(Excerpt provided Opens)

What to Do About Hypermobility and Tight Hamstrings

No Comments

Just talking with my friend this morning about hypermobility, tight hamstrings, so many years of forward folding in yoga without things getting much better, and this feeling that we’re missing something. I’ve been here a whole lot and my guess is a lot of you know this one really well too. I’ll share a little from our talk below, and please let me know what’s worked for you over the years.

Oh boy it sounds like we have a lot in common here, I understand about the sciatica, as well as tight hamstrings from so many decades of mountain climbing, running, skiing, really most of the things I do for fun.

So to begin, I don’t think you’re missing something, but I also really understand this feeling of missing something. It has me thinking about my first many years in yoga, learning and playing with all the poses. At first in yoga there was a wonderful feeling of opening up parts of me that had never opened up. And then something happens with a lot of us over time. To get that same feeling of opening, we need to go further in the poses, and there’s a downside here that happens with a whole lot of long-time yoga practitioners and teachers. We get hyper-mobile, because this aim for “deeper” in poses shifts from stretching only muscles – things that are ok to stretch a bit – to stretching tendons and ligaments – things that should nearly never stretch. So rather than finding balance, we’re coming out of balance, on our way to these poses.

What helped me here with coming back into balance, was bringing everything I had learned before I started yoga – in mind-body medicine, qigong, tai chi, and pretty much everything else I did – all back into my yoga. In all these martial and healing forms, the focus isn’t on poses or positions. Your focus is on movement. Which is nice because now the forms aren’t just an idea of what looks right – but instead arise on their own from moving well in connection with your environment. Now you’re learning things like – move easy, everything you’ve got, in every direction you can move it – as a more effective path than linear movements and static stretches. And you also learn what it means to “move easy” – by bringing things like softness, mobility, and whole-body harmony into how you get around, in all kinds of places – not just in my yoga or tai chi time.

(Excerpt provided Closes)
(Data Opens)

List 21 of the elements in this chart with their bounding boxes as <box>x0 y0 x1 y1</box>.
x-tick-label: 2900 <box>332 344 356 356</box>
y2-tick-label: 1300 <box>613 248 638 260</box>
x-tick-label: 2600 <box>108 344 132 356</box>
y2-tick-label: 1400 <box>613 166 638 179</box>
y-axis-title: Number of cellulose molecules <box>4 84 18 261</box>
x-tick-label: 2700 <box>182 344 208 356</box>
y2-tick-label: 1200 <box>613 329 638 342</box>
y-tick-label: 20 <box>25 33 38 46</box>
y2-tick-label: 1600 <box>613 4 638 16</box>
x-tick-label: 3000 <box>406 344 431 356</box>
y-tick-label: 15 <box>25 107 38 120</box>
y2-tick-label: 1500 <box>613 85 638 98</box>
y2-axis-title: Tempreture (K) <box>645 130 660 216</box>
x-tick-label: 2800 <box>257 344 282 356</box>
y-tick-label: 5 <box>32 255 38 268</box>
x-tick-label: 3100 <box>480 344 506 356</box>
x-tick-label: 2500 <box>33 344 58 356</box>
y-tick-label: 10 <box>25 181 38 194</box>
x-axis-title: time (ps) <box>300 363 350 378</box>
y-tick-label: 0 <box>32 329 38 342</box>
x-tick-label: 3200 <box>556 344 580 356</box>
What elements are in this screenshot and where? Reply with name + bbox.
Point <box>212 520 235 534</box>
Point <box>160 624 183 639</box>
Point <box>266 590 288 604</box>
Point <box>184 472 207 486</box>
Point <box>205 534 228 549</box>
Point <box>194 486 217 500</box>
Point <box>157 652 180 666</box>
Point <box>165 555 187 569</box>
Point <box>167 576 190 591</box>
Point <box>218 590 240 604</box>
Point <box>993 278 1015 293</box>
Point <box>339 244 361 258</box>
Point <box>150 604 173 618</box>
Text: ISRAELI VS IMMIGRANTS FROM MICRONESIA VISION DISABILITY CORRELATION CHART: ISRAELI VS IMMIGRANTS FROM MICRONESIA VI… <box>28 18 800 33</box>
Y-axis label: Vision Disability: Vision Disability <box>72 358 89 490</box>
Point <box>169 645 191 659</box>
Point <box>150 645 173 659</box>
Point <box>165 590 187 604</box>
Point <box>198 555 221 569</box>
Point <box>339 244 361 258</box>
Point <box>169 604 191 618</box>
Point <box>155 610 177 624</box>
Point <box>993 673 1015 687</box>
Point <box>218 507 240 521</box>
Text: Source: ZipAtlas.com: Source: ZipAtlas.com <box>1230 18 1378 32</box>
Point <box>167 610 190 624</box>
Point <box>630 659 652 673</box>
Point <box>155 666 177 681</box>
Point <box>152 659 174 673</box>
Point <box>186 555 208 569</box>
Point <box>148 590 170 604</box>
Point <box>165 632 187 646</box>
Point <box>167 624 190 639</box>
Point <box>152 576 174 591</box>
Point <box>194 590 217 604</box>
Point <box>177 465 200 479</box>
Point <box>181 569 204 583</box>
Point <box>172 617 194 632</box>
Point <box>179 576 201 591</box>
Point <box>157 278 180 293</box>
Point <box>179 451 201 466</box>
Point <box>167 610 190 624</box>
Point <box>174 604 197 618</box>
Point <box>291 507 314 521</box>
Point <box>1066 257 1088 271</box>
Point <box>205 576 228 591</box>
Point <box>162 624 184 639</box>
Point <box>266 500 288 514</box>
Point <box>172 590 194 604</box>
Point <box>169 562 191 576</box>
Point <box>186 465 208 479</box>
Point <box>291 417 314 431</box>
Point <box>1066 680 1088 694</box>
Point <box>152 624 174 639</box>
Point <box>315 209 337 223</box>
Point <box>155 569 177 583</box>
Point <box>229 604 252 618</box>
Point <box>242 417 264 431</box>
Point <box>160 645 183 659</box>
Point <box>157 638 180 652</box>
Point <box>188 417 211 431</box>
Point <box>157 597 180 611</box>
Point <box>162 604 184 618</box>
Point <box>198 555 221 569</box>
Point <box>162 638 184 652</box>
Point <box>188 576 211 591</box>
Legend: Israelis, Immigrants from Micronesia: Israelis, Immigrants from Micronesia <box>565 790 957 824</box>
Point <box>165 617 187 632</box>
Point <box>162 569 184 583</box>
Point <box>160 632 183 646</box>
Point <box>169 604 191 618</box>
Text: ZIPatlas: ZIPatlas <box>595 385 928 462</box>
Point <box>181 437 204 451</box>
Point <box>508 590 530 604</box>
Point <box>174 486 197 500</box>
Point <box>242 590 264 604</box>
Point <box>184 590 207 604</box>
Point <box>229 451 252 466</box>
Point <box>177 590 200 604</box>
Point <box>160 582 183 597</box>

(Data Closes)

Task objective: Write the next part of the piece on hypermobility and tight hamstrings, starting after its last sentence. The listing has no connection to the piece on hypermobility and tight hamstrings.

Result:
So now this movement focus gives me something that’s portable, useful everywhere, no matter what I’m doing. Which is different from a lot of what I did back when I was focusing more on the yoga poses. The poses felt good, as did that challenge of learning them – but often didn’t translate into the easy mobility, balance, coordination, and harmony, that is all so helpful in the rest of life, not just for yoga poses. Disconnection and coming out of balance really didn’t work well for mountaineering! But easy mobility and harmony, now you have something that’s sustainable, healing, and enabling, everywhere.

I hope my rambling helps a bit now, maybe if only with where to focus. Maybe also with a sense that whether we’re a mess or not, it’s good to be here. Keeping your knees (and all of you) movable enough to bend when they want to bend is a good thing. Keeping your body relaxed, all working and moving together is a good thing. Forcing a stretch or balance through linear pushing might lead more often to injury and frustration than it does to balance and mobility. Working with these more harmonious and helpful qigong foundations, you get a really different kind of surprise. You don’t need to push for balance, mobility, and flexibility, to have these things show up in your body, and your life.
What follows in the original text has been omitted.